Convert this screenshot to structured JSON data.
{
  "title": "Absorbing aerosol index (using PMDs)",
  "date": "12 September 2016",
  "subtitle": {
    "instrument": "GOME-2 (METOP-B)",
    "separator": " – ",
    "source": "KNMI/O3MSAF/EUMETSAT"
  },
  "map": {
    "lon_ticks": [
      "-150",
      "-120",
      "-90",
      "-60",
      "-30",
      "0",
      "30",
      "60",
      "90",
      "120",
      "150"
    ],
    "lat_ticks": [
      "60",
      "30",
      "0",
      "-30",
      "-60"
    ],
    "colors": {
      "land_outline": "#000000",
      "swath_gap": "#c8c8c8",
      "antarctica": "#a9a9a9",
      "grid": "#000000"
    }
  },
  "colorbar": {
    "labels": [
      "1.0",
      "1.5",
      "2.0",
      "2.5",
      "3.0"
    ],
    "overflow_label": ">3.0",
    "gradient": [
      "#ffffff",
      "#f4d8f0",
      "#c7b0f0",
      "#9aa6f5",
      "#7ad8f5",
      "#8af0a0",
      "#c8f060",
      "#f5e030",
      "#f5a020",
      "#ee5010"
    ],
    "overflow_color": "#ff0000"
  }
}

□ □ □ □ □

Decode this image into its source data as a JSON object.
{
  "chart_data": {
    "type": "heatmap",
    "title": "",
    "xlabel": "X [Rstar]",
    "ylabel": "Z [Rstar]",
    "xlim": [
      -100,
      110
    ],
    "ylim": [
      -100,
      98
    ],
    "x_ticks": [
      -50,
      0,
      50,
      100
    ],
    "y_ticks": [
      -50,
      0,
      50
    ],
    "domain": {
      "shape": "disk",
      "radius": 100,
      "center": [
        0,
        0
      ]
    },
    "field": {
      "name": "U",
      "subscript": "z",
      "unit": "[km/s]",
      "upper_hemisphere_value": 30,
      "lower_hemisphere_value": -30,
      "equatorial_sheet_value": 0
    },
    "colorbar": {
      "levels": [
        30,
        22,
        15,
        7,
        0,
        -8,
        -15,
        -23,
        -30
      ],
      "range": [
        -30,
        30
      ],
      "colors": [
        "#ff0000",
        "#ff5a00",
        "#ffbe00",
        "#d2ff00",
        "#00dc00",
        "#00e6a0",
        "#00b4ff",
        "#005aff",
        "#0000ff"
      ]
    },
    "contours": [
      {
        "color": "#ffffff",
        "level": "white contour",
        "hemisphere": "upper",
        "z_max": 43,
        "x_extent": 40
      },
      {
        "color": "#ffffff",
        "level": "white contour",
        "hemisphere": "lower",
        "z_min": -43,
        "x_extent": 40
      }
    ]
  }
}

□ □ □ □ □

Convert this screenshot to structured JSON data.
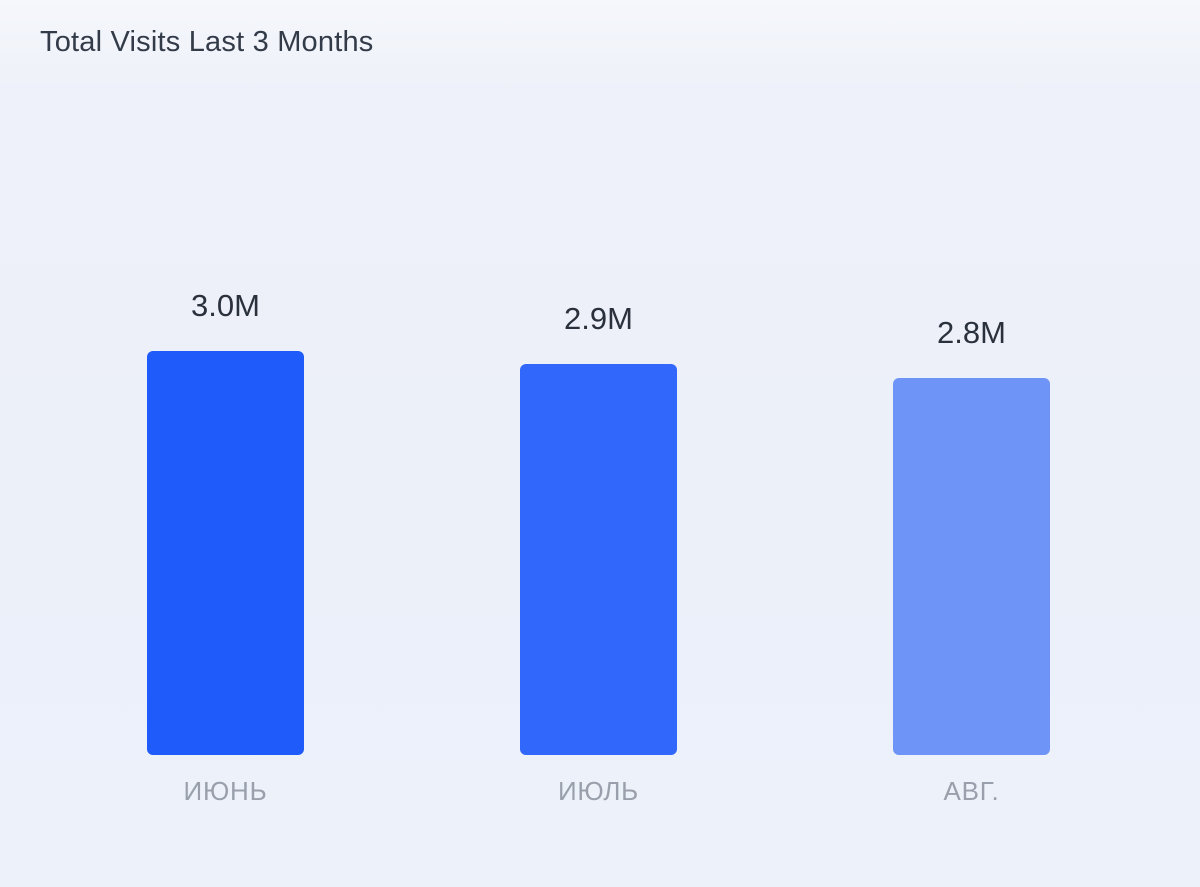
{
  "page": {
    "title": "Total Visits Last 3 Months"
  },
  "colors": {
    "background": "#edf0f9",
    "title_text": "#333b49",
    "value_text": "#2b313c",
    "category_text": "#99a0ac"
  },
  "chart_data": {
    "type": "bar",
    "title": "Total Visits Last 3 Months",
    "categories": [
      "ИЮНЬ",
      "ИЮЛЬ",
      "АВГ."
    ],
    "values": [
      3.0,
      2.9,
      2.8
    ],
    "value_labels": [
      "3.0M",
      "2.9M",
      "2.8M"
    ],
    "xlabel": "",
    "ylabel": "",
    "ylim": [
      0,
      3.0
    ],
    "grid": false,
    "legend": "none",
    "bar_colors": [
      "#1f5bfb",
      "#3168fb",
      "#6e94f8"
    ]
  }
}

□ □ □ □ □

- Stated exercise
Copy out every line that includes the word "Visits".

- Result for this exercise
    "title": "Total Visits Last 3 Months"
    "title": "Total Visits Last 3 Months",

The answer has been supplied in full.